→ **Brano**:
★ ★ ★ ★ ★

L'importante principio è contenuto nella sentenza n. 8868 del 14 aprile 2006, emessa dalla sezione tributaria della Corte di cassazione, dalla quale emerge che la nullità di un atto non si estende a quelli precedenti, ma preclude, semmai, la possibilità di proseguire nella serie procedimentale.

Nell'evidenziare che in ambito tributario le notificazioni degli atti processuali sono eseguite secondo le disposizioni di cui agli articoli 137 e seguenti del c.p.c., ex articolo 16, comma 2, del decreto legislativo 31/12/1992, n. 546, e che la notifica può avvenire in mani proprie o brevi manu (articolo 138), nella residenza, nella dimora o nel domicilio (articolo 139) o, in caso di irreperibilità o rifiuto del destinatario, ai sensi dell'articolo 140 c.p.c., è opportuno soffermarsi sui concetti di nullità e inesistenza degli atti giuridici, con particolare riferimento alle forme di invalidità collegate al sistema della notificazione degli atti.

Gli atti del processo, come ogni atto giuridico, devono poter produrre l'effetto a essi proprio e in conformità delle disposizioni previste dalla legge (articolo 156, comma 1, c.p.c.); l'inosservanza delle forme prescritte per il compimento di un atto processuale può determinare la nullità dello stesso.

La nullità, che presuppone l'esistenza di un atto negoziale giuridicamente rilevante, rappresenta la forma più grave di invalidità e non può essere pronunciata se la legge non la commina espressamente. Frutto della elaborazione dottrinale sono, invece, le due categorie che affiancano la nullità, ovvero l'inesistenza e l'inefficacia dell'atto.
Pertanto, l'atto è nullo quando viene a mancare uno dei requisiti previsti dalla legge, mentre lo stesso è inesistente quando manchi un vero e proprio atto negoziale; l'atto inesistente, quindi, è privo di effetti giuridici e non può essere in alcun modo convalidato.
L'inesistenza giuridica della notificazione, da intendere quale irrilevanza giuridica dell'atto, sussiste allorché questa manchi del tutto o sia stata effettuata in modo non previsto dal codice di rito (Cassazione, sentenza n. 3001 del 1/3/2002, sentenza n. 102 del 7/1/2002).

Per quanto riguarda l'estensione della nullità, l'articolo 159 c.p.c. prevede che la nullità di un atto non si estende a quelli precedenti né a quelli successivi che ne sono indipendenti, ponendo come condizione della propagazione del vizio la dipendenza dell'atto successivo da quello nullo (Cassazione sentenza n. 9419/2001).

★ ★ ★ ★ ★

→ **Consegna A**:
Trascrivi fedelmente il brano sulla nullità degli atti, partendo da "La nullità, che" e proseguendo fino a "e l'inefficacia dell'atto.".
→ **Consegna B**:
Secondo il brano sulla nullità degli atti, quale sezione della Corte di cassazione ha emesso la sentenza n. 8868 del 14 aprile 2006?
→ **Consegna C**:
Prosegui il brano sulla nullità degli atti a partire dalla sua ultima frase.
I record non servono per svolgere l'esercizio.

→ **Raccolta dati**:
★ ★ ★ ★ ★

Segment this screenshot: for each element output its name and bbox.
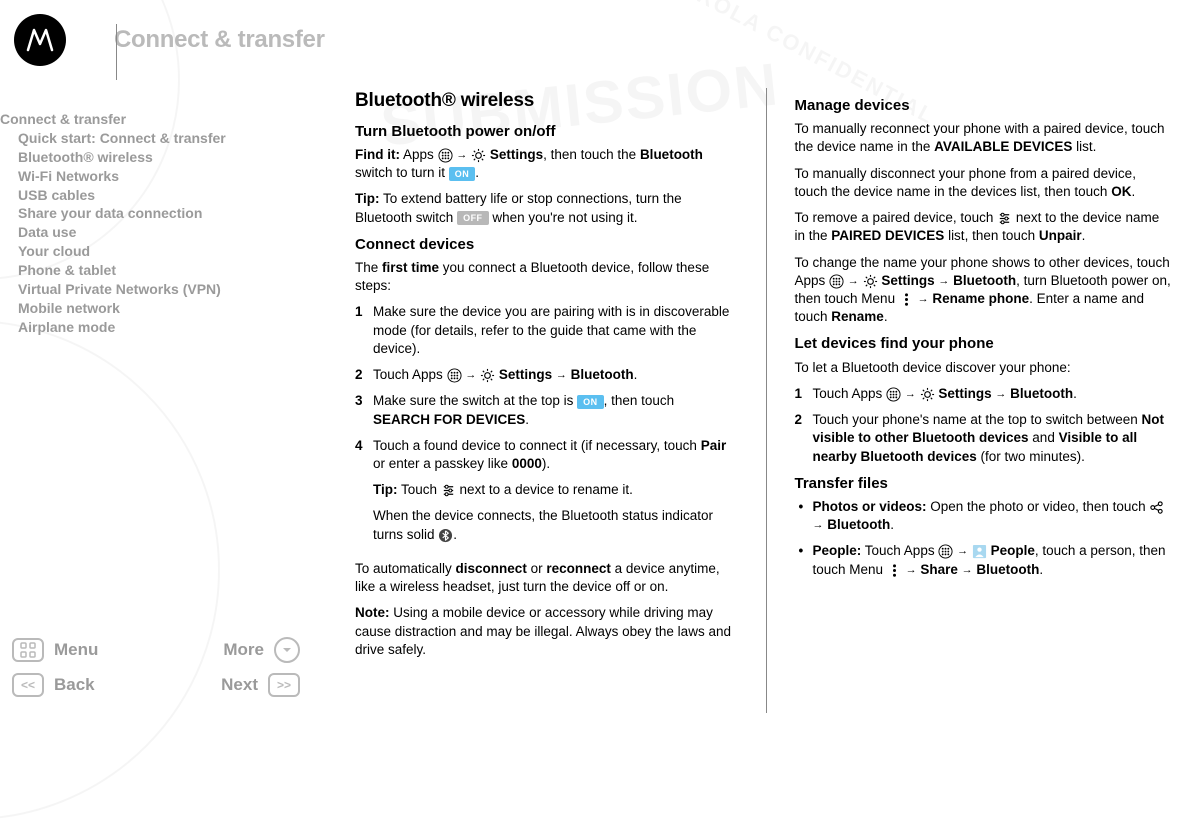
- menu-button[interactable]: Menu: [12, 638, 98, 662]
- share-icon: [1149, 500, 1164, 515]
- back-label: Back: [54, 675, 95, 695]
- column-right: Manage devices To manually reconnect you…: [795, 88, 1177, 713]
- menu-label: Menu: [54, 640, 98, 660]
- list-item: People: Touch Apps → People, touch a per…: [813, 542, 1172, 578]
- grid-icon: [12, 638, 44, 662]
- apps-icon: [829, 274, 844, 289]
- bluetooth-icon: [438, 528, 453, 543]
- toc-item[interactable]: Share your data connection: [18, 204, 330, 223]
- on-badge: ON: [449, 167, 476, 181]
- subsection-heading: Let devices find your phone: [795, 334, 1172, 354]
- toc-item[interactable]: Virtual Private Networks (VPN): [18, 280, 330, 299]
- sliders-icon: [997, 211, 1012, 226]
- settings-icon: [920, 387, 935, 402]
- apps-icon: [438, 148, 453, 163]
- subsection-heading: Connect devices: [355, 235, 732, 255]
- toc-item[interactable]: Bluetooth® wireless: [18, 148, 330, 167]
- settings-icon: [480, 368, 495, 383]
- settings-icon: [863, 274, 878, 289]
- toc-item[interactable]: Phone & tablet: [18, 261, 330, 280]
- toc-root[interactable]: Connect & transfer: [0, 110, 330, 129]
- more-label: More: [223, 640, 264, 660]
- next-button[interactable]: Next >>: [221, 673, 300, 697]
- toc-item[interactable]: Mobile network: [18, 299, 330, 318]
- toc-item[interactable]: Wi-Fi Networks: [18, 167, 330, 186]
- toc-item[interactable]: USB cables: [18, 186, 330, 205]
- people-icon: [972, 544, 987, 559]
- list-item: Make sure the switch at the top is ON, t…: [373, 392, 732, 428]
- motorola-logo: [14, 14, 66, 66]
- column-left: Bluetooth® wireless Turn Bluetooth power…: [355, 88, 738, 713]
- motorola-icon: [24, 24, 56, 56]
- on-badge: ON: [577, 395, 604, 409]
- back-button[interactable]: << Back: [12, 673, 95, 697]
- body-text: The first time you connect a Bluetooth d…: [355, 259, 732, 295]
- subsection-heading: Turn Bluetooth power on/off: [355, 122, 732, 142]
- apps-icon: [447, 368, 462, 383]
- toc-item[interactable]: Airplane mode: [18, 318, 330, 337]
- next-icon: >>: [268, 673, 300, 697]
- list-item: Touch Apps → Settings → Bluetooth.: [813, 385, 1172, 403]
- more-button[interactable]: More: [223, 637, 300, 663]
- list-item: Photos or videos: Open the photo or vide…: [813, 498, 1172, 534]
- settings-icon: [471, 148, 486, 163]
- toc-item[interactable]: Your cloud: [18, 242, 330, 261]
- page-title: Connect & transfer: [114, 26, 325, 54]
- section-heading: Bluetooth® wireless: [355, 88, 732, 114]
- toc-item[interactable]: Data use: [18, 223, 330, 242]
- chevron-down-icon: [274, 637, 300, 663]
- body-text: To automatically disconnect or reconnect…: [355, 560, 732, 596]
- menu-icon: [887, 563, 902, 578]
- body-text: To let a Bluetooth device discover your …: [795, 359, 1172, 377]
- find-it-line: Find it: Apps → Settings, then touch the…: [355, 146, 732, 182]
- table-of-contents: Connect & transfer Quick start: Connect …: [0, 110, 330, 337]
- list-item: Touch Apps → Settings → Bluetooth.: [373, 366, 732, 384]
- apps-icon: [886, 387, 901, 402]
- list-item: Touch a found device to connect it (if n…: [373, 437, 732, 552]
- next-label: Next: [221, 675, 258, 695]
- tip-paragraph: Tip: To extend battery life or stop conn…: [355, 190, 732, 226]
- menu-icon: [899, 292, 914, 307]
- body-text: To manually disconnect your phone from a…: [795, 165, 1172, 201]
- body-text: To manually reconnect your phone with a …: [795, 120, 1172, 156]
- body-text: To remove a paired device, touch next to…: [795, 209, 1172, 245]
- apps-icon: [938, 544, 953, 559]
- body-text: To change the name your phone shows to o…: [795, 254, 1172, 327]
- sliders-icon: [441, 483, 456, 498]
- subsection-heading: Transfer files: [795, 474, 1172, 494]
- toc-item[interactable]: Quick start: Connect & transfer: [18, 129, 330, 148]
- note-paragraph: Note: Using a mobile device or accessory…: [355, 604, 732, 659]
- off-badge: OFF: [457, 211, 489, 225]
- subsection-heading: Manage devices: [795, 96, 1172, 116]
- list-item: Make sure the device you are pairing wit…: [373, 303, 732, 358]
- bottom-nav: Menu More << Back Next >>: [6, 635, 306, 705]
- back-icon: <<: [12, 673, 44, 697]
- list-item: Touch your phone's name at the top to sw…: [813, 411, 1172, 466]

★ ★ ★ ★ ★

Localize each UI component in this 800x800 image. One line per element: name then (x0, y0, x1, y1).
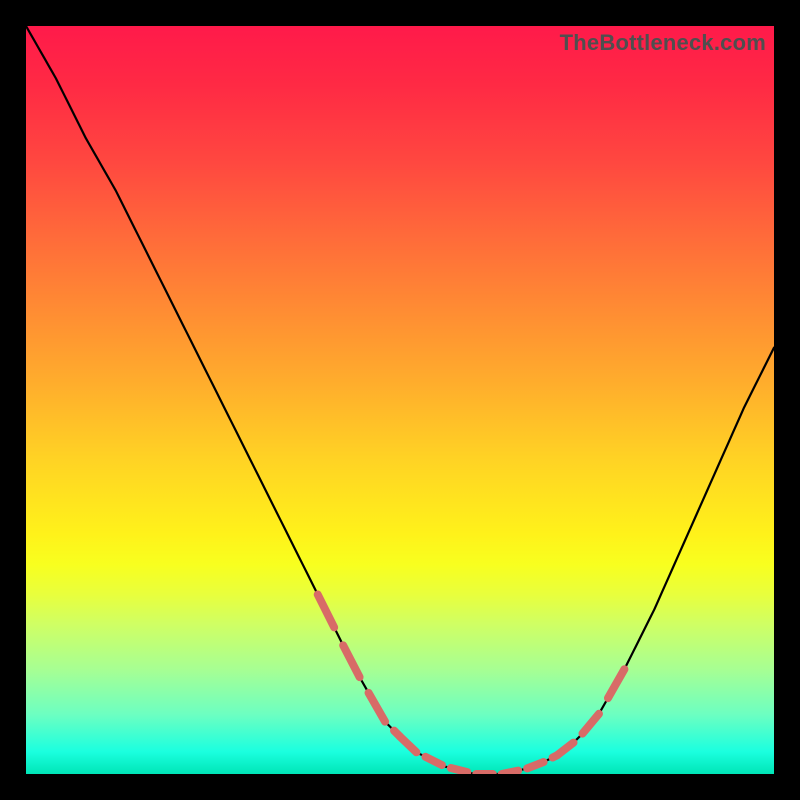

★ ★ ★ ★ ★

→ **Risultato finale A**:
La nullità, che presuppone l'esistenza di un atto negoziale giuridicamente rilevante, rappresenta la forma più grave di invalidità e non può essere pronunciata se la legge non la commina espressamente. Frutto della elaborazione dottrinale sono, invece, le due categorie che affiancano la nullità, ovvero l'inesistenza e l'inefficacia dell'atto.

→ **Risultato finale B**:
La sezione tributaria.

→ **Risultato finale C**:
In fatto, l'ufficio finanziario, con alcuni avvisi, ha contestato al contribuente di aver conseguito per alcuni anni maggiori redditi di partecipazione in una Sas. Successivamente, lo stesso ufficio ha notificato un ulteriore avviso (che integrava un precedente), impugnato dal contribuente. Il giudice di primo grado respingeva il ricorso con sentenza poi riformata dalla Commissione tributaria regionale, la quale annullava l'avviso motivando che gli accertamenti indirizzati alla società non fanno stato nei confronti dei soci, in quanto a essi non notificati e che quelli indirizzati al contribuente, nel caso di specie, erano da ritenersi illegittimi (i primi perché notificati ex articolo 140 c.p.c. e quello successivo a fini meramente integrativi).

L'Amministrazione finanziaria ha impugnato la sentenza di secondo grado, eccependo che la irregolarità inerente la notificazione degli avvisi di accertamento non può comportare la nullità degli stessi avvisi che, nel caso in esame, erano stati oggetto di regolare notifica, la cui eventuale invalidità era stata sanata dalla consegna dell'atto integrativo brevi manu al contribuente, il quale, in questo modo, ha potuto esercitare validamente il suo diritto alla difesa.

I giudici della Suprema corte hanno ritenuto che il punto da dirimere, nella fattispecie in esame, era quello di verificare se la nullità della notificazione del primo avviso di accertamento avesse potuto comportare l'illegittimità derivata di quello emesso successivamente. Essi hanno affermato che la nullità di un atto non si estende a quelli precedenti, come previsto dal principio "processualcivilistico", ma preclude, semmai, la possibilità di proseguire oltre nella serie procedimentale.

Quanto precede sta a significare che l'irregolare notificazione di un accertamento non consente all'ufficio di passare utilmente alla fase successiva di formazioni dei ruoli, ma non determina la nullità dell'avviso e, soprattutto, non impedisce all'Amministrazione di sanare ogni vizio attraverso la rinotificazione, nei termini di legge, dell'avviso stesso eventualmente integrato con ulteriori elementi.

I medesimi giudici hanno ritenuto che la Commissione tributaria regionale non avrebbe dovuto limitarsi a constatare l'invalidità della notificazione del primo avviso, ma avrebbe dovuto accertare se la consegna brevi manu dell'accertamento integrativo avesse o meno regolarizzato la situazione, permettendo all'ufficio finanziario di procedere (in tutto o in parte) alle iscrizioni a ruolo.

Un principio difforme da quello contenuto nella sentenza de quo è affermato da altra giurisprudenza della stessa Corte, laddove si afferma che, in presenza di una notifica eseguita regolarmente, non è possibile procedere alla rinotificazione di un atto già divenuto definitivo o per il quale sia già iniziato il termine di decadenza per proporre ricorso, sia perché il rapporto tributario è indisponibile, sia perché nessun atto di accertamento diventerebbe definitivo, potendo sempre essere notificato e, quindi, contrasterebbe con il principio di buon andamento di cui all'articolo 97 della Costituzione, oltre che violare il principio di uguale trattamento dei contribuenti (articolo 3 della Costituzione e articolo 1 della legge n. 212/2001, "Statuto del contribuente") (cfr Cassazione, 23 maggio 2005, sentenza n. 10868).